§ WHAT YOU HAVE TO DO:
Repeat the records word for word, excluding any picture.
===== RECORDS SHOWN =====
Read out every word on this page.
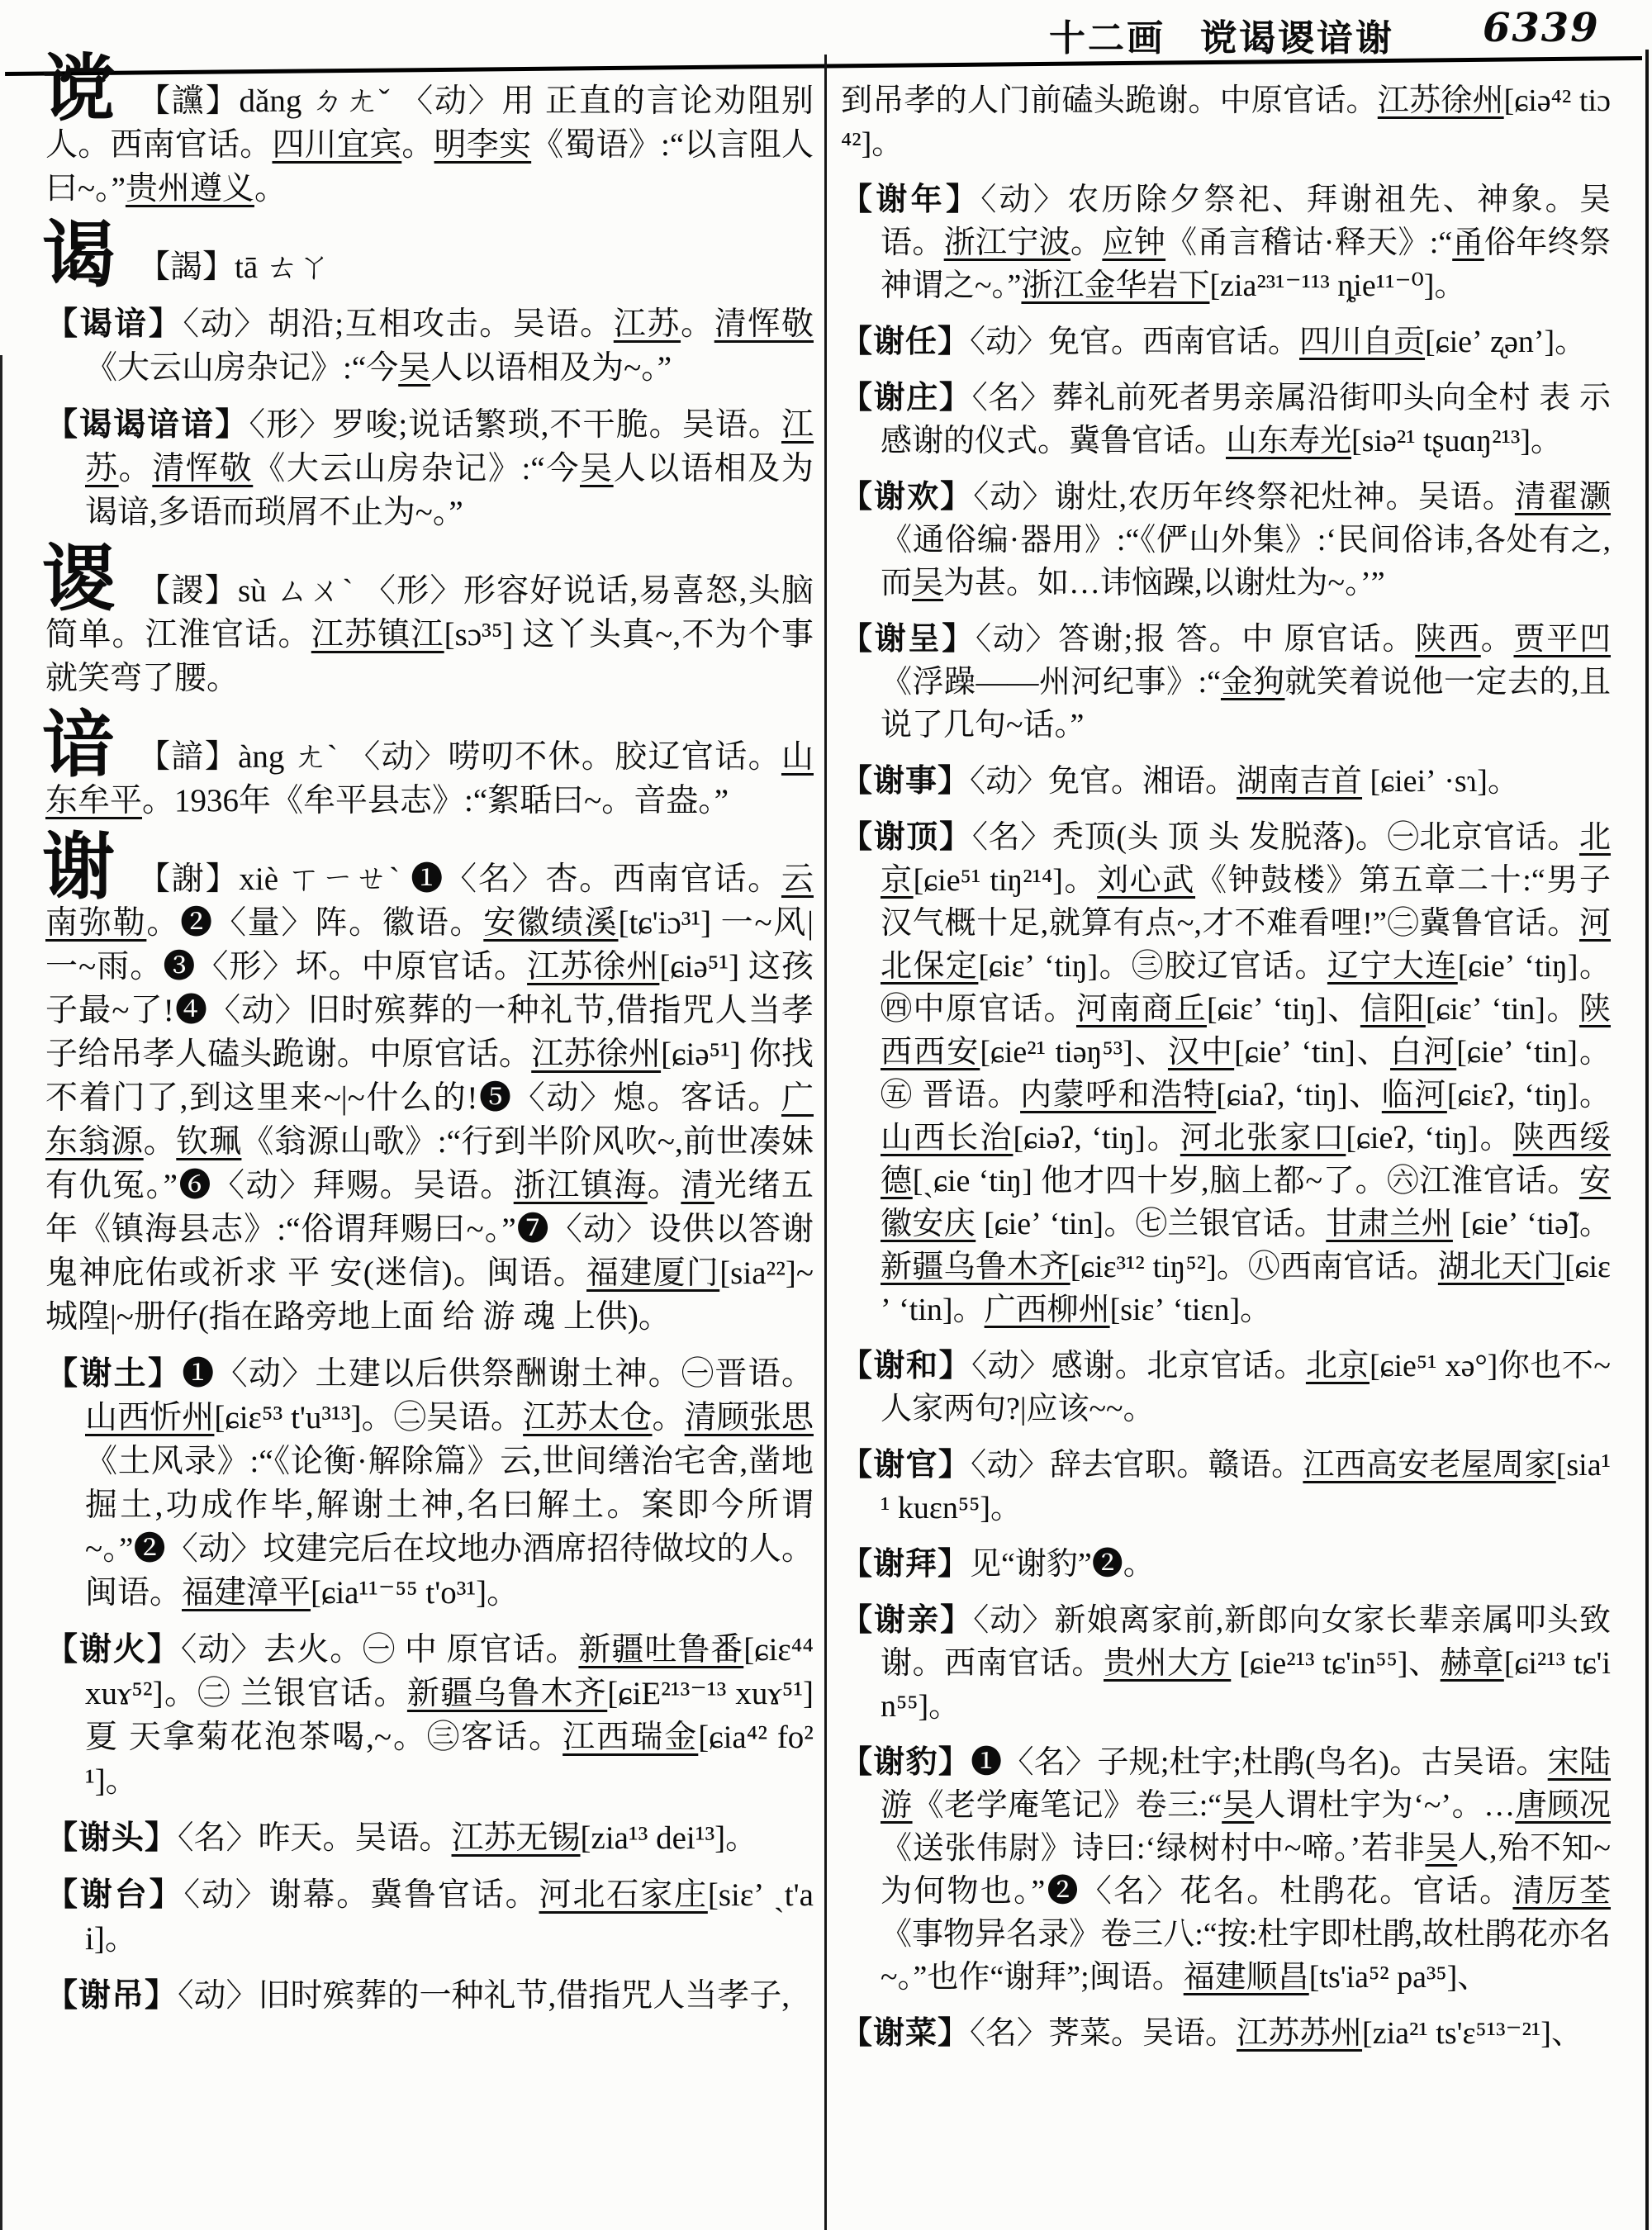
十二画 谠谒谡谙谢 6339
谠 【讜】dǎng ㄉㄤˇ 〈动〉用 正直的言论劝阻别人。西南官话。四川宜宾。明李实《蜀语》:“以言阻人曰~。”贵州遵义。

谒 【謁】tā ㄊㄚ

【谒谙】〈动〉胡沿;互相攻击。吴语。江苏。清恽敬《大云山房杂记》:“今吴人以语相及为~。”

【谒谒谙谙】〈形〉罗唆;说话繁琐,不干脆。吴语。江苏。清恽敬《大云山房杂记》:“今吴人以语相及为谒谙,多语而琐屑不止为~。”

谡 【謖】sù ㄙㄨˋ 〈形〉形容好说话,易喜怒,头脑简单。江淮官话。江苏镇江[sɔ³⁵] 这丫头真~,不为个事就笑弯了腰。

谙 【諳】àng ㄤˋ 〈动〉唠叨不休。胶辽官话。山东牟平。1936年《牟平县志》:“絮聒曰~。音盎。”

谢 【謝】xiè ㄒㄧㄝˋ ❶〈名〉杏。西南官话。云南弥勒。❷〈量〉阵。徽语。安徽绩溪[tɕ'iɔ³¹] 一~风|一~雨。❸〈形〉坏。中原官话。江苏徐州[ɕiə⁵¹] 这孩子最~了!❹〈动〉旧时殡葬的一种礼节,借指咒人当孝子给吊孝人磕头跪谢。中原官话。江苏徐州[ɕiə⁵¹] 你找不着门了,到这里来~|~什么的!❺〈动〉熄。客话。广东翁源。钦珮《翁源山歌》:“行到半阶风吹~,前世凑妹有仇冤。”❻〈动〉拜赐。吴语。浙江镇海。清光绪五年《镇海县志》:“俗谓拜赐曰~。”❼〈动〉设供以答谢鬼神庇佑或祈求 平 安(迷信)。闽语。福建厦门[sia²²]~城隍|~册仔(指在路旁地上面 给 游 魂 上供)。

【谢土】❶〈动〉土建以后供祭酬谢土神。㊀晋语。山西忻州[ɕiɛ⁵³ t'u³¹³]。㊁吴语。江苏太仓。清顾张思《土风录》:“《论衡·解除篇》云,世间缮治宅舍,凿地掘土,功成作毕,解谢土神,名曰解土。案即今所谓~。”❷〈动〉坟建完后在坟地办酒席招待做坟的人。闽语。福建漳平[ɕia¹¹⁻⁵⁵ t'o³¹]。

【谢火】〈动〉去火。㊀ 中 原官话。新疆吐鲁番[ɕiɛ⁴⁴ xuɤ⁵²]。㊁ 兰银官话。新疆乌鲁木齐[ɕiE²¹³⁻¹³ xuɤ⁵¹] 夏 天拿菊花泡茶喝,~。㊂客话。江西瑞金[ɕia⁴² fo²¹]。

【谢头】〈名〉昨天。吴语。江苏无锡[zia¹³ dei¹³]。

【谢台】〈动〉谢幕。冀鲁官话。河北石家庄[siɛʼ ˏt'ai]。

【谢吊】〈动〉旧时殡葬的一种礼节,借指咒人当孝子,

到吊孝的人门前磕头跪谢。中原官话。江苏徐州[ɕiə⁴² tiɔ⁴²]。

【谢年】〈动〉农历除夕祭祀、拜谢祖先、神象。吴语。浙江宁波。应钟《甬言稽诂·释天》:“甬俗年终祭神谓之~。”浙江金华岩下[zia²³¹⁻¹¹³ ȵie¹¹⁻⁰]。

【谢任】〈动〉免官。西南官话。四川自贡[ɕieʼ ʐənʼ]。

【谢庄】〈名〉葬礼前死者男亲属沿街叩头向全村 表 示感谢的仪式。冀鲁官话。山东寿光[siə²¹ tʂuɑŋ²¹³]。

【谢欢】〈动〉谢灶,农历年终祭祀灶神。吴语。清翟灏《通俗编·器用》:“《俨山外集》:‘民间俗讳,各处有之,而吴为甚。如…讳恼躁,以谢灶为~。’”

【谢呈】〈动〉答谢;报 答。中 原官话。陕西。贾平凹《浮躁——州河纪事》:“金狗就笑着说他一定去的,且说了几句~话。”

【谢事】〈动〉免官。湘语。湖南吉首 [ɕieiʼ ·sɿ]。

【谢顶】〈名〉秃顶(头 顶 头 发脱落)。㊀北京官话。北京[ɕie⁵¹ tiŋ²¹⁴]。刘心武《钟鼓楼》第五章二十:“男子汉气概十足,就算有点~,才不难看哩!”㊁冀鲁官话。河北保定[ɕiɛʼ ʻtiŋ]。㊂胶辽官话。辽宁大连[ɕieʼ ʻtiŋ]。㊃中原官话。河南商丘[ɕiɛʼ ʻtiŋ]、信阳[ɕiɛʼ ʻtin]。陕西西安[ɕie²¹ tiəŋ⁵³]、汉中[ɕieʼ ʻtin]、白河[ɕieʼ ʻtin]。㊄ 晋语。内蒙呼和浩特[ɕiaʔ, ʻtiŋ]、临河[ɕiɛʔ, ʻtiŋ]。山西长治[ɕiəʔ, ʻtiŋ]。河北张家口[ɕieʔ, ʻtiŋ]。陕西绥德[ˏɕie ʻtiŋ] 他才四十岁,脑上都~了。㊅江淮官话。安徽安庆 [ɕieʼ ʻtin]。㊆兰银官话。甘肃兰州 [ɕieʼ ʻtiə̃]。新疆乌鲁木齐[ɕiɛ³¹² tiŋ⁵²]。㊇西南官话。湖北天门[ɕiɛʼ ʻtin]。广西柳州[siɛʼ ʻtiɛn]。

【谢和】〈动〉感谢。北京官话。北京[ɕie⁵¹ xə°]你也不~人家两句?|应该~~。

【谢官】〈动〉辞去官职。赣语。江西高安老屋周家[sia¹¹ kuɛn⁵⁵]。

【谢拜】见“谢豹”❷。

【谢亲】〈动〉新娘离家前,新郎向女家长辈亲属叩头致谢。西南官话。贵州大方 [ɕie²¹³ tɕ'in⁵⁵]、赫章[ɕi²¹³ tɕ'in⁵⁵]。

【谢豹】❶〈名〉子规;杜宇;杜鹃(鸟名)。古吴语。宋陆游《老学庵笔记》卷三:“吴人谓杜宇为‘~’。…唐顾况《送张伟尉》诗曰:‘绿树村中~啼。’若非吴人,殆不知~为何物也。”❷〈名〉花名。杜鹃花。官话。清厉荃《事物异名录》卷三八:“按:杜宇即杜鹃,故杜鹃花亦名~。”也作“谢拜”;闽语。福建顺昌[ts'ia⁵² pa³⁵]、

【谢菜】〈名〉荠菜。吴语。江苏苏州[zia²¹ ts'ɛ⁵¹³⁻²¹]、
=====
§ EXERCISE OUTPUT:
Read out every word on this page.
十二画 谠谒谡谙谢 6339
谠 【讜】dǎng ㄉㄤˇ 〈动〉用 正直的言论劝阻别人。西南官话。四川宜宾。明李实《蜀语》:“以言阻人曰~。”贵州遵义。

谒 【謁】tā ㄊㄚ

【谒谙】〈动〉胡沿;互相攻击。吴语。江苏。清恽敬《大云山房杂记》:“今吴人以语相及为~。”

【谒谒谙谙】〈形〉罗唆;说话繁琐,不干脆。吴语。江苏。清恽敬《大云山房杂记》:“今吴人以语相及为谒谙,多语而琐屑不止为~。”

谡 【謖】sù ㄙㄨˋ 〈形〉形容好说话,易喜怒,头脑简单。江淮官话。江苏镇江[sɔ³⁵] 这丫头真~,不为个事就笑弯了腰。

谙 【諳】àng ㄤˋ 〈动〉唠叨不休。胶辽官话。山东牟平。1936年《牟平县志》:“絮聒曰~。音盎。”

谢 【謝】xiè ㄒㄧㄝˋ ❶〈名〉杏。西南官话。云南弥勒。❷〈量〉阵。徽语。安徽绩溪[tɕ'iɔ³¹] 一~风|一~雨。❸〈形〉坏。中原官话。江苏徐州[ɕiə⁵¹] 这孩子最~了!❹〈动〉旧时殡葬的一种礼节,借指咒人当孝子给吊孝人磕头跪谢。中原官话。江苏徐州[ɕiə⁵¹] 你找不着门了,到这里来~|~什么的!❺〈动〉熄。客话。广东翁源。钦珮《翁源山歌》:“行到半阶风吹~,前世凑妹有仇冤。”❻〈动〉拜赐。吴语。浙江镇海。清光绪五年《镇海县志》:“俗谓拜赐曰~。”❼〈动〉设供以答谢鬼神庇佑或祈求 平 安(迷信)。闽语。福建厦门[sia²²]~城隍|~册仔(指在路旁地上面 给 游 魂 上供)。

【谢土】❶〈动〉土建以后供祭酬谢土神。㊀晋语。山西忻州[ɕiɛ⁵³ t'u³¹³]。㊁吴语。江苏太仓。清顾张思《土风录》:“《论衡·解除篇》云,世间缮治宅舍,凿地掘土,功成作毕,解谢土神,名曰解土。案即今所谓~。”❷〈动〉坟建完后在坟地办酒席招待做坟的人。闽语。福建漳平[ɕia¹¹⁻⁵⁵ t'o³¹]。

【谢火】〈动〉去火。㊀ 中 原官话。新疆吐鲁番[ɕiɛ⁴⁴ xuɤ⁵²]。㊁ 兰银官话。新疆乌鲁木齐[ɕiE²¹³⁻¹³ xuɤ⁵¹] 夏 天拿菊花泡茶喝,~。㊂客话。江西瑞金[ɕia⁴² fo²¹]。

【谢头】〈名〉昨天。吴语。江苏无锡[zia¹³ dei¹³]。

【谢台】〈动〉谢幕。冀鲁官话。河北石家庄[siɛʼ ˏt'ai]。

【谢吊】〈动〉旧时殡葬的一种礼节,借指咒人当孝子,

到吊孝的人门前磕头跪谢。中原官话。江苏徐州[ɕiə⁴² tiɔ⁴²]。

【谢年】〈动〉农历除夕祭祀、拜谢祖先、神象。吴语。浙江宁波。应钟《甬言稽诂·释天》:“甬俗年终祭神谓之~。”浙江金华岩下[zia²³¹⁻¹¹³ ȵie¹¹⁻⁰]。

【谢任】〈动〉免官。西南官话。四川自贡[ɕieʼ ʐənʼ]。

【谢庄】〈名〉葬礼前死者男亲属沿街叩头向全村 表 示感谢的仪式。冀鲁官话。山东寿光[siə²¹ tʂuɑŋ²¹³]。

【谢欢】〈动〉谢灶,农历年终祭祀灶神。吴语。清翟灏《通俗编·器用》:“《俨山外集》:‘民间俗讳,各处有之,而吴为甚。如…讳恼躁,以谢灶为~。’”

【谢呈】〈动〉答谢;报 答。中 原官话。陕西。贾平凹《浮躁——州河纪事》:“金狗就笑着说他一定去的,且说了几句~话。”

【谢事】〈动〉免官。湘语。湖南吉首 [ɕieiʼ ·sɿ]。

【谢顶】〈名〉秃顶(头 顶 头 发脱落)。㊀北京官话。北京[ɕie⁵¹ tiŋ²¹⁴]。刘心武《钟鼓楼》第五章二十:“男子汉气概十足,就算有点~,才不难看哩!”㊁冀鲁官话。河北保定[ɕiɛʼ ʻtiŋ]。㊂胶辽官话。辽宁大连[ɕieʼ ʻtiŋ]。㊃中原官话。河南商丘[ɕiɛʼ ʻtiŋ]、信阳[ɕiɛʼ ʻtin]。陕西西安[ɕie²¹ tiəŋ⁵³]、汉中[ɕieʼ ʻtin]、白河[ɕieʼ ʻtin]。㊄ 晋语。内蒙呼和浩特[ɕiaʔ, ʻtiŋ]、临河[ɕiɛʔ, ʻtiŋ]。山西长治[ɕiəʔ, ʻtiŋ]。河北张家口[ɕieʔ, ʻtiŋ]。陕西绥德[ˏɕie ʻtiŋ] 他才四十岁,脑上都~了。㊅江淮官话。安徽安庆 [ɕieʼ ʻtin]。㊆兰银官话。甘肃兰州 [ɕieʼ ʻtiə̃]。新疆乌鲁木齐[ɕiɛ³¹² tiŋ⁵²]。㊇西南官话。湖北天门[ɕiɛʼ ʻtin]。广西柳州[siɛʼ ʻtiɛn]。

【谢和】〈动〉感谢。北京官话。北京[ɕie⁵¹ xə°]你也不~人家两句?|应该~~。

【谢官】〈动〉辞去官职。赣语。江西高安老屋周家[sia¹¹ kuɛn⁵⁵]。

【谢拜】见“谢豹”❷。

【谢亲】〈动〉新娘离家前,新郎向女家长辈亲属叩头致谢。西南官话。贵州大方 [ɕie²¹³ tɕ'in⁵⁵]、赫章[ɕi²¹³ tɕ'in⁵⁵]。

【谢豹】❶〈名〉子规;杜宇;杜鹃(鸟名)。古吴语。宋陆游《老学庵笔记》卷三:“吴人谓杜宇为‘~’。…唐顾况《送张伟尉》诗曰:‘绿树村中~啼。’若非吴人,殆不知~为何物也。”❷〈名〉花名。杜鹃花。官话。清厉荃《事物异名录》卷三八:“按:杜宇即杜鹃,故杜鹃花亦名~。”也作“谢拜”;闽语。福建顺昌[ts'ia⁵² pa³⁵]、

【谢菜】〈名〉荠菜。吴语。江苏苏州[zia²¹ ts'ɛ⁵¹³⁻²¹]、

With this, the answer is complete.